Below are records to transcribe exactly, without their pictures.

Saved data entries
— Start —
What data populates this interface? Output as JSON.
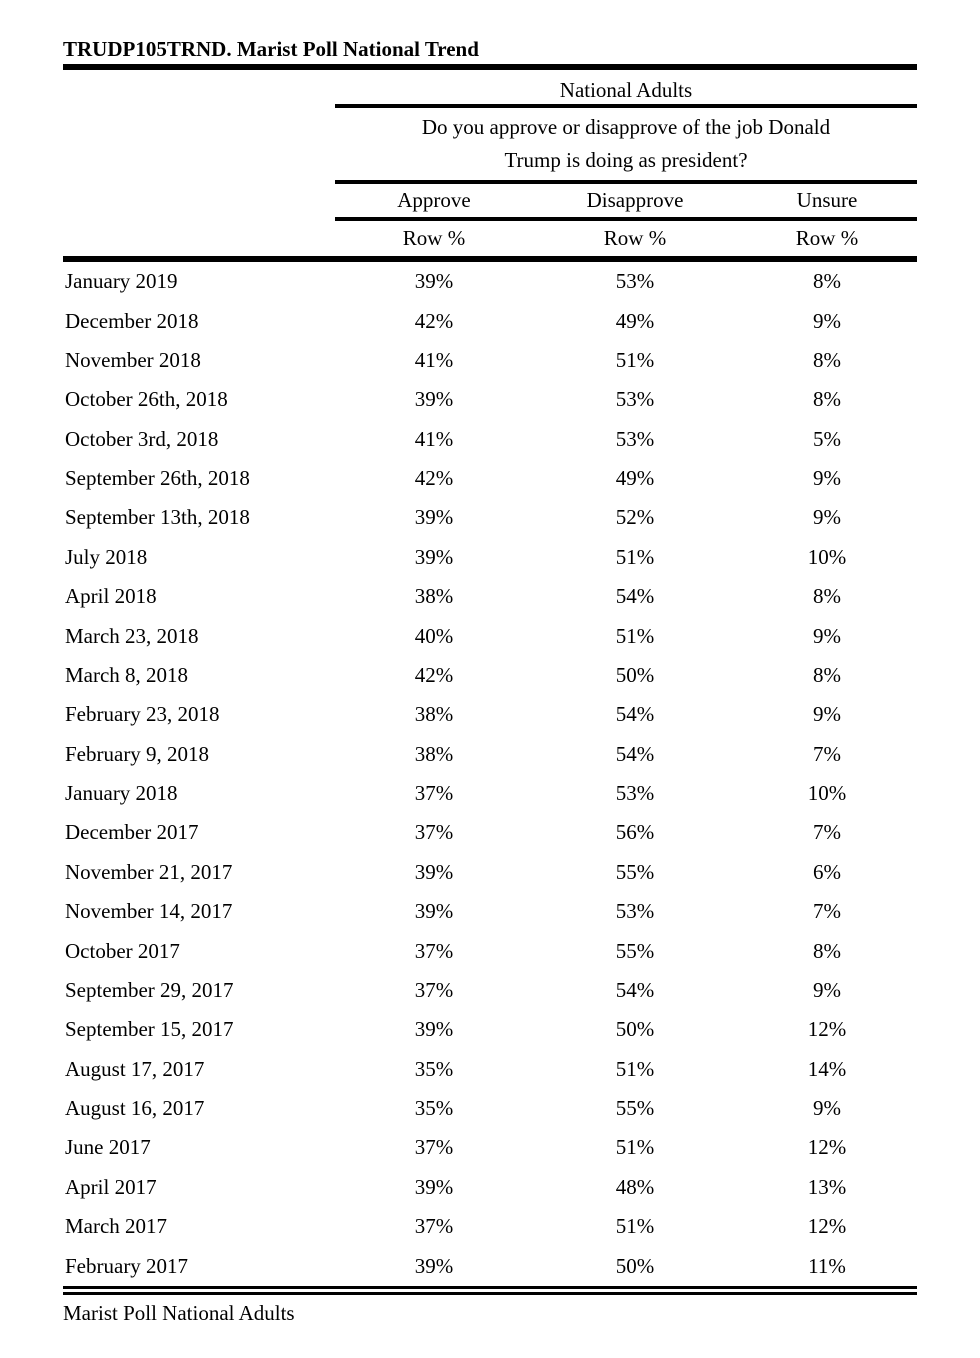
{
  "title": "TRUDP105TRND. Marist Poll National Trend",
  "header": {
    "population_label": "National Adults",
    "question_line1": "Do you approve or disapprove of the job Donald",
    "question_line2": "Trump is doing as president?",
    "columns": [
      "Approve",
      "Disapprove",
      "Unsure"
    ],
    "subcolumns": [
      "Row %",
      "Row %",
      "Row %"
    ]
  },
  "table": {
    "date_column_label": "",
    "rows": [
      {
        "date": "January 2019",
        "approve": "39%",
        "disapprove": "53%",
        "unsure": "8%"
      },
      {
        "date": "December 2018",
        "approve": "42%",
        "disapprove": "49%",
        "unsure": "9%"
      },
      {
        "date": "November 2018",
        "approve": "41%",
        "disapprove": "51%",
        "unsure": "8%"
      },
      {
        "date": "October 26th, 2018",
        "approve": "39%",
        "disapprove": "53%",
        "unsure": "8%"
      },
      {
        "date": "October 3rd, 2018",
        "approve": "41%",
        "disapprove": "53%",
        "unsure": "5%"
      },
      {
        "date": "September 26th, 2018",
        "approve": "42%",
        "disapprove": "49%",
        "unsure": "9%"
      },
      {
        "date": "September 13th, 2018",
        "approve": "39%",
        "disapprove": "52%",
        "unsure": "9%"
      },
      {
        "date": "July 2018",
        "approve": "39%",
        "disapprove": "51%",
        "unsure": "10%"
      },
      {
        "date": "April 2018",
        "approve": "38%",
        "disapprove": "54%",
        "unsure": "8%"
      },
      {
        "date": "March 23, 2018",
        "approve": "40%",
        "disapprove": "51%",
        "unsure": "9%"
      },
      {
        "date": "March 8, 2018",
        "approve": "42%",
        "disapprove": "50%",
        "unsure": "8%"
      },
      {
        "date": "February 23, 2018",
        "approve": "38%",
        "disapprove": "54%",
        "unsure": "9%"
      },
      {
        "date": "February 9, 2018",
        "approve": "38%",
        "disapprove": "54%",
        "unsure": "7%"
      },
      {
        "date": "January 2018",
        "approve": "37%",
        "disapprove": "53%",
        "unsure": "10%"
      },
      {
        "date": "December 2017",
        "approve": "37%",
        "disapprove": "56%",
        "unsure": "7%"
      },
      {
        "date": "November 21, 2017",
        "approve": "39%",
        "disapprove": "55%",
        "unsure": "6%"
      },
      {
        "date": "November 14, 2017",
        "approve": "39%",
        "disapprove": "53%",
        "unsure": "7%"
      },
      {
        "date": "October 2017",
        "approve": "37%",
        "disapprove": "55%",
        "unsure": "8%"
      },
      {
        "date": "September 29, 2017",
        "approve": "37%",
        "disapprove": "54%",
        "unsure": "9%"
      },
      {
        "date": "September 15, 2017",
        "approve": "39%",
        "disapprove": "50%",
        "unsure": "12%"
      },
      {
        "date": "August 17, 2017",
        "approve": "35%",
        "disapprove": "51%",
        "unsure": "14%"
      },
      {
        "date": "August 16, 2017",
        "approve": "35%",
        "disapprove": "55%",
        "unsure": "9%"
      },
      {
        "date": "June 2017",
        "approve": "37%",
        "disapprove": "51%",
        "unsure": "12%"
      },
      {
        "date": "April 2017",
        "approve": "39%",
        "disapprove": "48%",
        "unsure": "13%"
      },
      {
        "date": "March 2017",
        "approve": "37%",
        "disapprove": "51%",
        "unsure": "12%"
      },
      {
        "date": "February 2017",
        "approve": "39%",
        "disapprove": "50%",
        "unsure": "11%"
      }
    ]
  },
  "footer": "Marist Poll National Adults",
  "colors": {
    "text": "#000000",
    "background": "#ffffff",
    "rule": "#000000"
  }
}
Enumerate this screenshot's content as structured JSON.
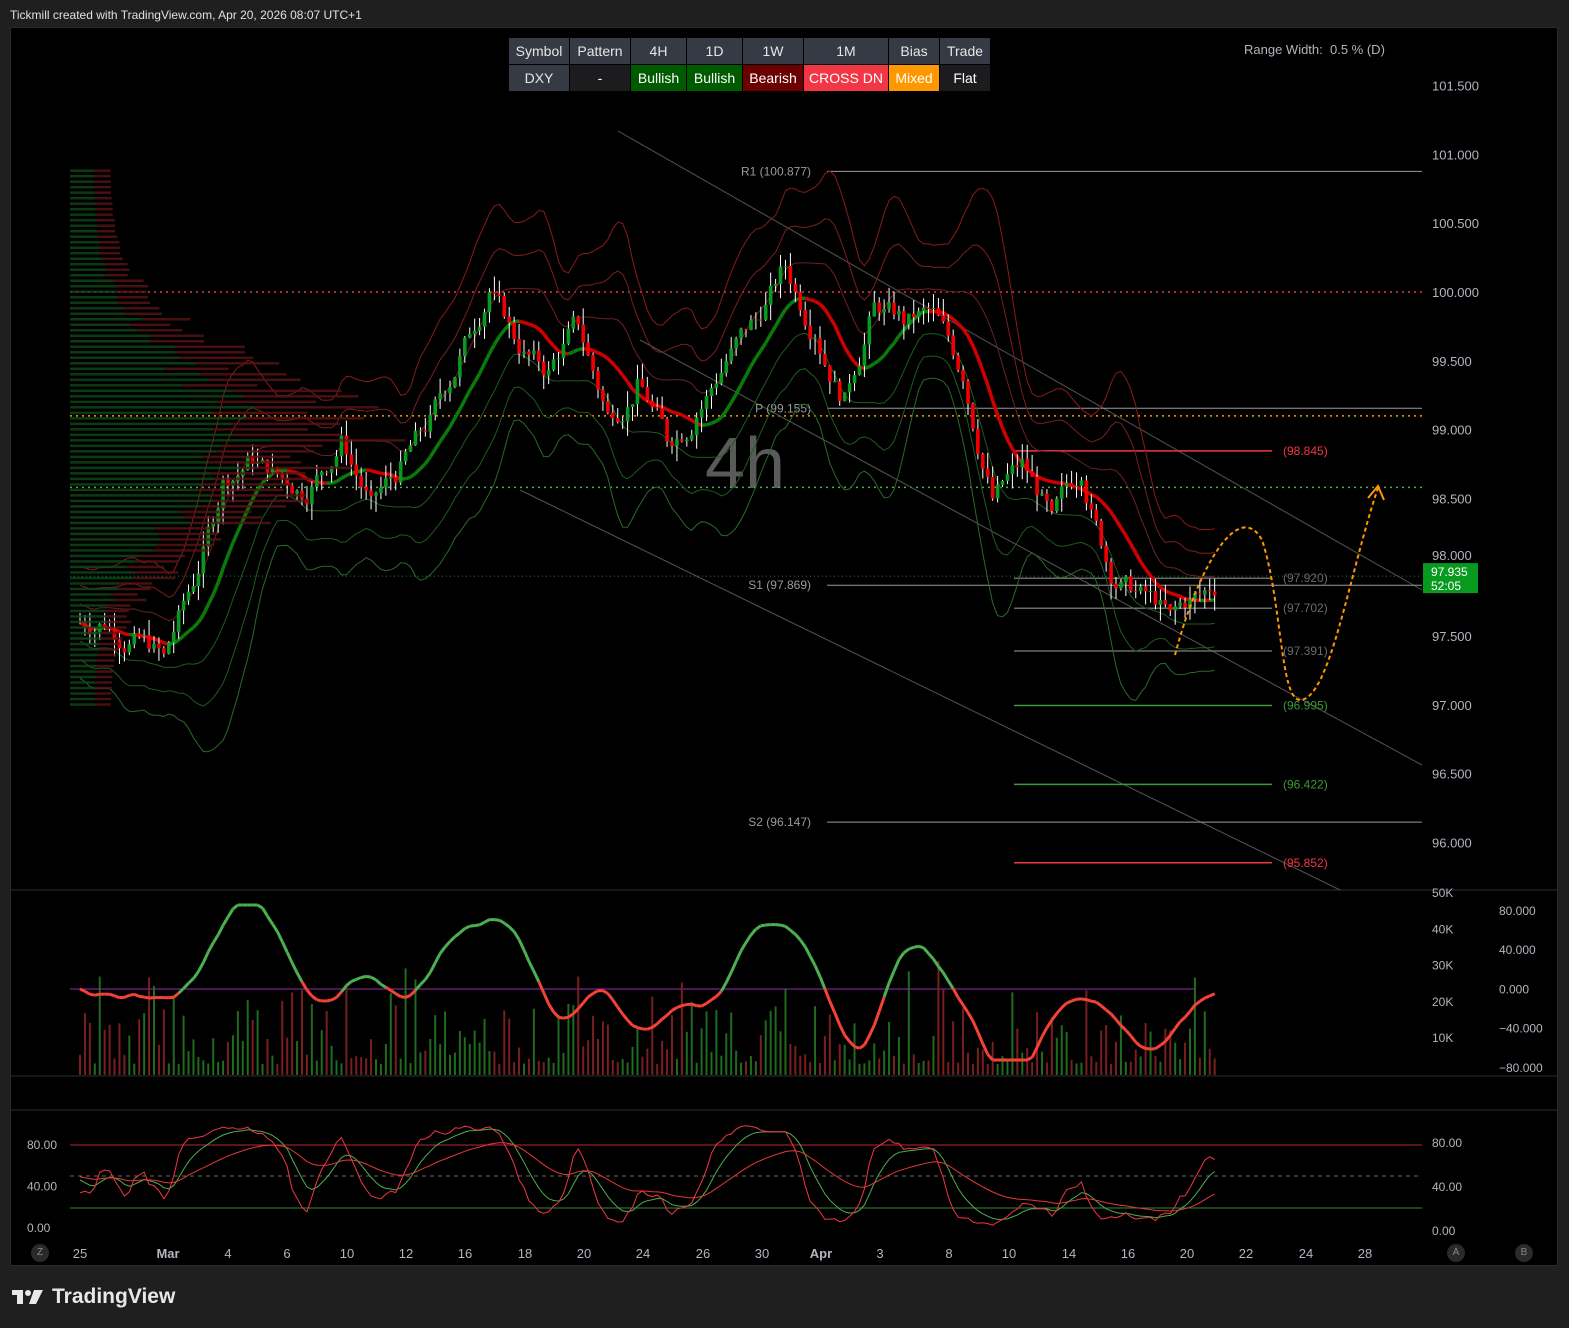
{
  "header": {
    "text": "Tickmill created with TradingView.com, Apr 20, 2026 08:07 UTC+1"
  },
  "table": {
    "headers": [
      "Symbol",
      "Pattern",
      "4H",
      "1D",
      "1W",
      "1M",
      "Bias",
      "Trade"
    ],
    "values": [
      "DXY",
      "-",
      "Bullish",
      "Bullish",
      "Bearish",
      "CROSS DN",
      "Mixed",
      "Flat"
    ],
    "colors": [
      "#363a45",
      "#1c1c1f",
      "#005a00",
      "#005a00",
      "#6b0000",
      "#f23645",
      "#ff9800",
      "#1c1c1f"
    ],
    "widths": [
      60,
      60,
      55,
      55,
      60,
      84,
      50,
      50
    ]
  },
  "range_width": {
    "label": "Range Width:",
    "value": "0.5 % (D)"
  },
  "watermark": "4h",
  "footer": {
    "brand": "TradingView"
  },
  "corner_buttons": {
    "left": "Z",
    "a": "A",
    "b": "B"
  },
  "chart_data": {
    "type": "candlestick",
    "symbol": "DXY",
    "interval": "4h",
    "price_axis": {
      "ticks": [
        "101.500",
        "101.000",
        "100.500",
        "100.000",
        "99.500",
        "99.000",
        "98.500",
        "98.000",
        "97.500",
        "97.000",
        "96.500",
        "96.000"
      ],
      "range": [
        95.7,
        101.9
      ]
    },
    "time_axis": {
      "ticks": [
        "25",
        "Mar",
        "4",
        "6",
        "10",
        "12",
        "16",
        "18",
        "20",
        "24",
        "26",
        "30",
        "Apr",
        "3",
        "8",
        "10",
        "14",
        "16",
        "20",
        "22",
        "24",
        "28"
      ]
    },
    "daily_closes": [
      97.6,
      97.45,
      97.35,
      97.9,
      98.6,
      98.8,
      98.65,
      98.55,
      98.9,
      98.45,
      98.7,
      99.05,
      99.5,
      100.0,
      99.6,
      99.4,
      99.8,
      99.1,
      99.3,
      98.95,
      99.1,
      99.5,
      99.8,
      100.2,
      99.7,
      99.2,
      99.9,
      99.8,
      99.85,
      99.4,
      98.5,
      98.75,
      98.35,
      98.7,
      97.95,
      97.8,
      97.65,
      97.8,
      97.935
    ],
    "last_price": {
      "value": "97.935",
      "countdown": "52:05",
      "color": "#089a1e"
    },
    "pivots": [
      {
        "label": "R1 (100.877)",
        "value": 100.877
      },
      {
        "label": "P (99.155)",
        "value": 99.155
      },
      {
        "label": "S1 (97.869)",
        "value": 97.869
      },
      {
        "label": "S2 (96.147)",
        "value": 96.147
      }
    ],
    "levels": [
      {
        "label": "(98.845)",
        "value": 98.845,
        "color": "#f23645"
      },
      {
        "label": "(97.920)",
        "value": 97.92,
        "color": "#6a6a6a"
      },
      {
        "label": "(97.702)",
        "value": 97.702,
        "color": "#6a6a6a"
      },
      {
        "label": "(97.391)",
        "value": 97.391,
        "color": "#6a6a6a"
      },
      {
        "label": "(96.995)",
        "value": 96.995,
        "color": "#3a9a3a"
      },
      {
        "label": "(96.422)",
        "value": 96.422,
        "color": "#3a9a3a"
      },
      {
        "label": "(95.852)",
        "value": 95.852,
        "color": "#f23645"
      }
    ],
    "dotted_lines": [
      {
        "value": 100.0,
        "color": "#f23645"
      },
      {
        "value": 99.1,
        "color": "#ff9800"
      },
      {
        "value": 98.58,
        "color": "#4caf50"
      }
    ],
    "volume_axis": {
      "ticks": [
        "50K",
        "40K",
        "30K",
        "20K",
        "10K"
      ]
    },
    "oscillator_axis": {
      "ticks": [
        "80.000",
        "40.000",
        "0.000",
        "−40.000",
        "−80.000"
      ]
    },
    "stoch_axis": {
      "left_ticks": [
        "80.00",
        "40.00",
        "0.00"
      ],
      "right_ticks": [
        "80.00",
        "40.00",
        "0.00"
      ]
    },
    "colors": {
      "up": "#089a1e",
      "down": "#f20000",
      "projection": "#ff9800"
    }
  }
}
— End —
REPLY
What data populates this interface? Output as JSON.
{
  "title": "TRUDP105TRND. Marist Poll National Trend",
  "header": {
    "population_label": "National Adults",
    "question_line1": "Do you approve or disapprove of the job Donald",
    "question_line2": "Trump is doing as president?",
    "columns": [
      "Approve",
      "Disapprove",
      "Unsure"
    ],
    "subcolumns": [
      "Row %",
      "Row %",
      "Row %"
    ]
  },
  "table": {
    "date_column_label": "",
    "rows": [
      {
        "date": "January 2019",
        "approve": "39%",
        "disapprove": "53%",
        "unsure": "8%"
      },
      {
        "date": "December 2018",
        "approve": "42%",
        "disapprove": "49%",
        "unsure": "9%"
      },
      {
        "date": "November 2018",
        "approve": "41%",
        "disapprove": "51%",
        "unsure": "8%"
      },
      {
        "date": "October 26th, 2018",
        "approve": "39%",
        "disapprove": "53%",
        "unsure": "8%"
      },
      {
        "date": "October 3rd, 2018",
        "approve": "41%",
        "disapprove": "53%",
        "unsure": "5%"
      },
      {
        "date": "September 26th, 2018",
        "approve": "42%",
        "disapprove": "49%",
        "unsure": "9%"
      },
      {
        "date": "September 13th, 2018",
        "approve": "39%",
        "disapprove": "52%",
        "unsure": "9%"
      },
      {
        "date": "July 2018",
        "approve": "39%",
        "disapprove": "51%",
        "unsure": "10%"
      },
      {
        "date": "April 2018",
        "approve": "38%",
        "disapprove": "54%",
        "unsure": "8%"
      },
      {
        "date": "March 23, 2018",
        "approve": "40%",
        "disapprove": "51%",
        "unsure": "9%"
      },
      {
        "date": "March 8, 2018",
        "approve": "42%",
        "disapprove": "50%",
        "unsure": "8%"
      },
      {
        "date": "February 23, 2018",
        "approve": "38%",
        "disapprove": "54%",
        "unsure": "9%"
      },
      {
        "date": "February 9, 2018",
        "approve": "38%",
        "disapprove": "54%",
        "unsure": "7%"
      },
      {
        "date": "January 2018",
        "approve": "37%",
        "disapprove": "53%",
        "unsure": "10%"
      },
      {
        "date": "December 2017",
        "approve": "37%",
        "disapprove": "56%",
        "unsure": "7%"
      },
      {
        "date": "November 21, 2017",
        "approve": "39%",
        "disapprove": "55%",
        "unsure": "6%"
      },
      {
        "date": "November 14, 2017",
        "approve": "39%",
        "disapprove": "53%",
        "unsure": "7%"
      },
      {
        "date": "October 2017",
        "approve": "37%",
        "disapprove": "55%",
        "unsure": "8%"
      },
      {
        "date": "September 29, 2017",
        "approve": "37%",
        "disapprove": "54%",
        "unsure": "9%"
      },
      {
        "date": "September 15, 2017",
        "approve": "39%",
        "disapprove": "50%",
        "unsure": "12%"
      },
      {
        "date": "August 17, 2017",
        "approve": "35%",
        "disapprove": "51%",
        "unsure": "14%"
      },
      {
        "date": "August 16, 2017",
        "approve": "35%",
        "disapprove": "55%",
        "unsure": "9%"
      },
      {
        "date": "June 2017",
        "approve": "37%",
        "disapprove": "51%",
        "unsure": "12%"
      },
      {
        "date": "April 2017",
        "approve": "39%",
        "disapprove": "48%",
        "unsure": "13%"
      },
      {
        "date": "March 2017",
        "approve": "37%",
        "disapprove": "51%",
        "unsure": "12%"
      },
      {
        "date": "February 2017",
        "approve": "39%",
        "disapprove": "50%",
        "unsure": "11%"
      }
    ]
  },
  "footer": "Marist Poll National Adults",
  "colors": {
    "text": "#000000",
    "background": "#ffffff",
    "rule": "#000000"
  }
}
Enumerate this screenshot's content as structured JSON.
{
  "header": {
    "text": "Tickmill created with TradingView.com, Apr 20, 2026 08:07 UTC+1"
  },
  "table": {
    "headers": [
      "Symbol",
      "Pattern",
      "4H",
      "1D",
      "1W",
      "1M",
      "Bias",
      "Trade"
    ],
    "values": [
      "DXY",
      "-",
      "Bullish",
      "Bullish",
      "Bearish",
      "CROSS DN",
      "Mixed",
      "Flat"
    ],
    "colors": [
      "#363a45",
      "#1c1c1f",
      "#005a00",
      "#005a00",
      "#6b0000",
      "#f23645",
      "#ff9800",
      "#1c1c1f"
    ],
    "widths": [
      60,
      60,
      55,
      55,
      60,
      84,
      50,
      50
    ]
  },
  "range_width": {
    "label": "Range Width:",
    "value": "0.5 % (D)"
  },
  "watermark": "4h",
  "footer": {
    "brand": "TradingView"
  },
  "corner_buttons": {
    "left": "Z",
    "a": "A",
    "b": "B"
  },
  "chart_data": {
    "type": "candlestick",
    "symbol": "DXY",
    "interval": "4h",
    "price_axis": {
      "ticks": [
        "101.500",
        "101.000",
        "100.500",
        "100.000",
        "99.500",
        "99.000",
        "98.500",
        "98.000",
        "97.500",
        "97.000",
        "96.500",
        "96.000"
      ],
      "range": [
        95.7,
        101.9
      ]
    },
    "time_axis": {
      "ticks": [
        "25",
        "Mar",
        "4",
        "6",
        "10",
        "12",
        "16",
        "18",
        "20",
        "24",
        "26",
        "30",
        "Apr",
        "3",
        "8",
        "10",
        "14",
        "16",
        "20",
        "22",
        "24",
        "28"
      ]
    },
    "daily_closes": [
      97.6,
      97.45,
      97.35,
      97.9,
      98.6,
      98.8,
      98.65,
      98.55,
      98.9,
      98.45,
      98.7,
      99.05,
      99.5,
      100.0,
      99.6,
      99.4,
      99.8,
      99.1,
      99.3,
      98.95,
      99.1,
      99.5,
      99.8,
      100.2,
      99.7,
      99.2,
      99.9,
      99.8,
      99.85,
      99.4,
      98.5,
      98.75,
      98.35,
      98.7,
      97.95,
      97.8,
      97.65,
      97.8,
      97.935
    ],
    "last_price": {
      "value": "97.935",
      "countdown": "52:05",
      "color": "#089a1e"
    },
    "pivots": [
      {
        "label": "R1 (100.877)",
        "value": 100.877
      },
      {
        "label": "P (99.155)",
        "value": 99.155
      },
      {
        "label": "S1 (97.869)",
        "value": 97.869
      },
      {
        "label": "S2 (96.147)",
        "value": 96.147
      }
    ],
    "levels": [
      {
        "label": "(98.845)",
        "value": 98.845,
        "color": "#f23645"
      },
      {
        "label": "(97.920)",
        "value": 97.92,
        "color": "#6a6a6a"
      },
      {
        "label": "(97.702)",
        "value": 97.702,
        "color": "#6a6a6a"
      },
      {
        "label": "(97.391)",
        "value": 97.391,
        "color": "#6a6a6a"
      },
      {
        "label": "(96.995)",
        "value": 96.995,
        "color": "#3a9a3a"
      },
      {
        "label": "(96.422)",
        "value": 96.422,
        "color": "#3a9a3a"
      },
      {
        "label": "(95.852)",
        "value": 95.852,
        "color": "#f23645"
      }
    ],
    "dotted_lines": [
      {
        "value": 100.0,
        "color": "#f23645"
      },
      {
        "value": 99.1,
        "color": "#ff9800"
      },
      {
        "value": 98.58,
        "color": "#4caf50"
      }
    ],
    "volume_axis": {
      "ticks": [
        "50K",
        "40K",
        "30K",
        "20K",
        "10K"
      ]
    },
    "oscillator_axis": {
      "ticks": [
        "80.000",
        "40.000",
        "0.000",
        "−40.000",
        "−80.000"
      ]
    },
    "stoch_axis": {
      "left_ticks": [
        "80.00",
        "40.00",
        "0.00"
      ],
      "right_ticks": [
        "80.00",
        "40.00",
        "0.00"
      ]
    },
    "colors": {
      "up": "#089a1e",
      "down": "#f20000",
      "projection": "#ff9800"
    }
  }
}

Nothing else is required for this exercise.